* _WHAT IS REQUIRED_
Your task is to give the listing below back word for word, pictures excluded.

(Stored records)
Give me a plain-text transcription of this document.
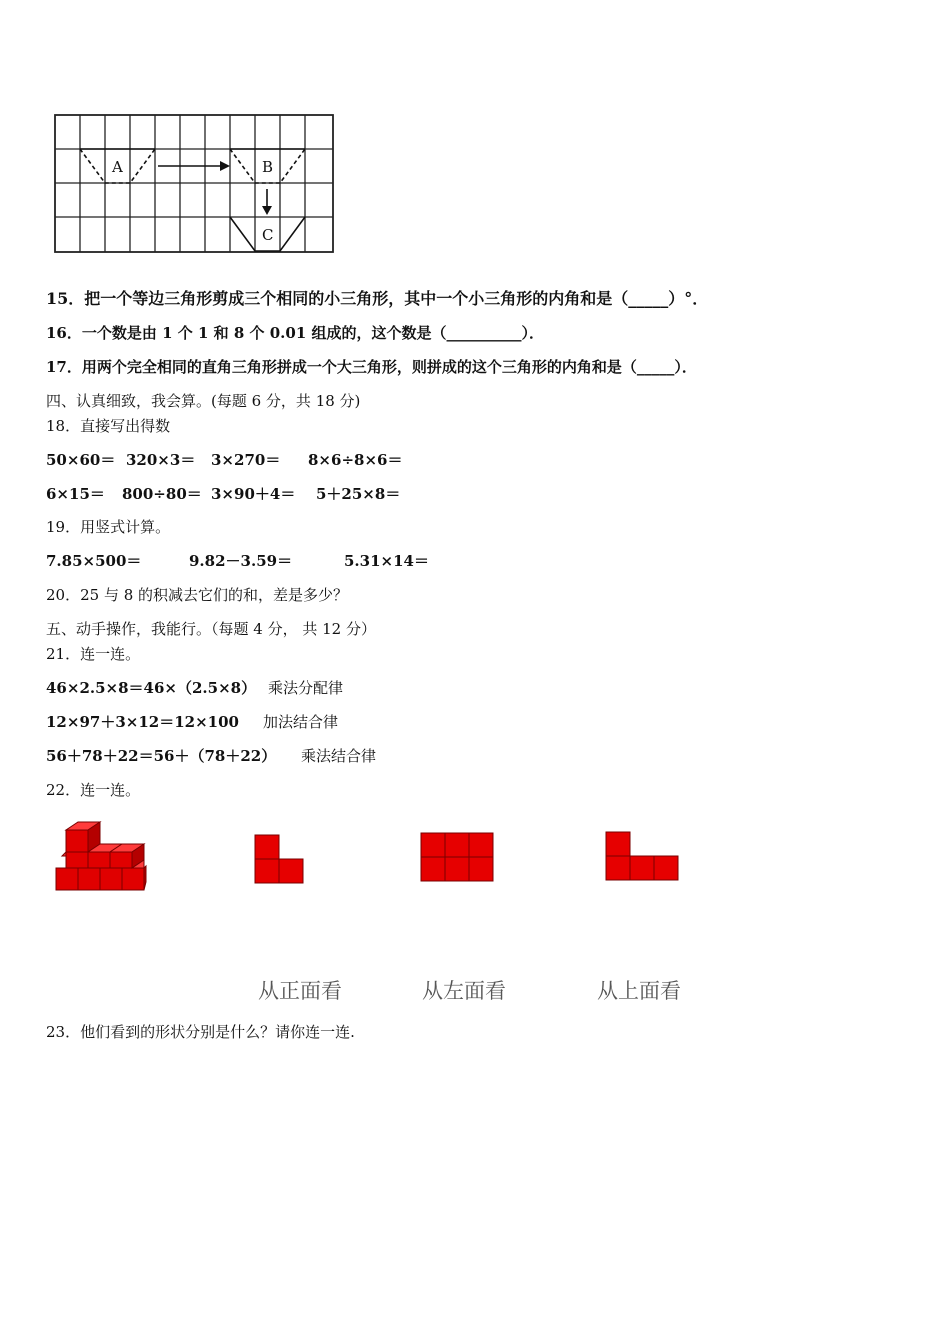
A	B
C
15．把一个等边三角形剪成三个相同的小三角形，其中一个小三角形的内角和是（_____）°．
16．一个数是由 1 个 1 和 8 个 0.01 组成的，这个数是（__________）．
17．用两个完全相同的直角三角形拼成一个大三角形，则拼成的这个三角形的内角和是（_____）．
四、认真细致，我会算。(每题 6 分，共 18 分)
18．直接写出得数
50×60＝ 320×3＝ 3×270＝ 8×6÷8×6＝
6×15＝ 800÷80＝ 3×90＋4＝ 5＋25×8＝
19．用竖式计算。
7.85×500＝	9.82－3.59＝	5.31×14＝
20．25 与 8 的积减去它们的和，差是多少？
五、动手操作，我能行。（每题 4 分， 共 12 分）
21．连一连。
46×2.5×8＝46×（2.5×8） 乘法分配律
12×97＋3×12＝12×100 加法结合律
56＋78＋22＝56＋（78＋22） 乘法结合律
22．连一连。
从正面看	从左面看	从上面看
23．他们看到的形状分别是什么？请你连一连.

* _ANSWER TO THE TASK_
Give me a plain-text transcription of this document.
A	B
C
15．把一个等边三角形剪成三个相同的小三角形，其中一个小三角形的内角和是（_____）°．
16．一个数是由 1 个 1 和 8 个 0.01 组成的，这个数是（__________）．
17．用两个完全相同的直角三角形拼成一个大三角形，则拼成的这个三角形的内角和是（_____）．
四、认真细致，我会算。(每题 6 分，共 18 分)
18．直接写出得数
50×60＝ 320×3＝ 3×270＝ 8×6÷8×6＝
6×15＝ 800÷80＝ 3×90＋4＝ 5＋25×8＝
19．用竖式计算。
7.85×500＝	9.82－3.59＝	5.31×14＝
20．25 与 8 的积减去它们的和，差是多少？
五、动手操作，我能行。（每题 4 分， 共 12 分）
21．连一连。
46×2.5×8＝46×（2.5×8） 乘法分配律
12×97＋3×12＝12×100 加法结合律
56＋78＋22＝56＋（78＋22） 乘法结合律
22．连一连。
从正面看	从左面看	从上面看
23．他们看到的形状分别是什么？请你连一连.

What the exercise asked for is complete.